Task goal.
State the number of lines, and only that number, in which the word "PARHAIMMILLAAN" appears.
---+---
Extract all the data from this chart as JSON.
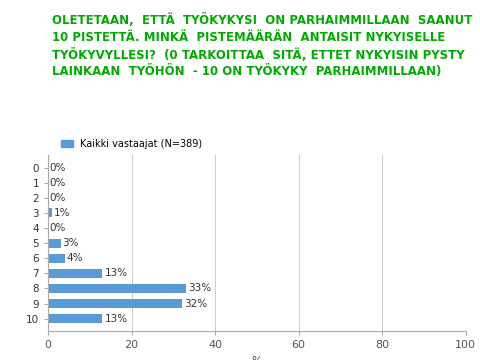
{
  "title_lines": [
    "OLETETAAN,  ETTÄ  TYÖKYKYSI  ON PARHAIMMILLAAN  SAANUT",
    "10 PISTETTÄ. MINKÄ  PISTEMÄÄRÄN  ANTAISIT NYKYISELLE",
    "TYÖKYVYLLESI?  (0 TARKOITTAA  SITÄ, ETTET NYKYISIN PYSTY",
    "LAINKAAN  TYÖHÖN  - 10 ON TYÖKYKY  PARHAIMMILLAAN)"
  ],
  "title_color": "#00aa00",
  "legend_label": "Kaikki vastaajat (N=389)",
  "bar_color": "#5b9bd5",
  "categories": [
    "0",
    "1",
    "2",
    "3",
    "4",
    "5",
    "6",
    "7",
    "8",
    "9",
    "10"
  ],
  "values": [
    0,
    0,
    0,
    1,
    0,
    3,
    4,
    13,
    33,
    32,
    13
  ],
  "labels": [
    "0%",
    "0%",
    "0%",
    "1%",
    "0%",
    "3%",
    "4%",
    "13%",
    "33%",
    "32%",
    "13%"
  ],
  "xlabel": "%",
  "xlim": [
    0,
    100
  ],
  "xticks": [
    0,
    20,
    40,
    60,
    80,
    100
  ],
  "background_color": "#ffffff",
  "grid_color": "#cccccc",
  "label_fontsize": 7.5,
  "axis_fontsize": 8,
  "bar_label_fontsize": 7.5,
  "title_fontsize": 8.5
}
---+---
Finished answer.
2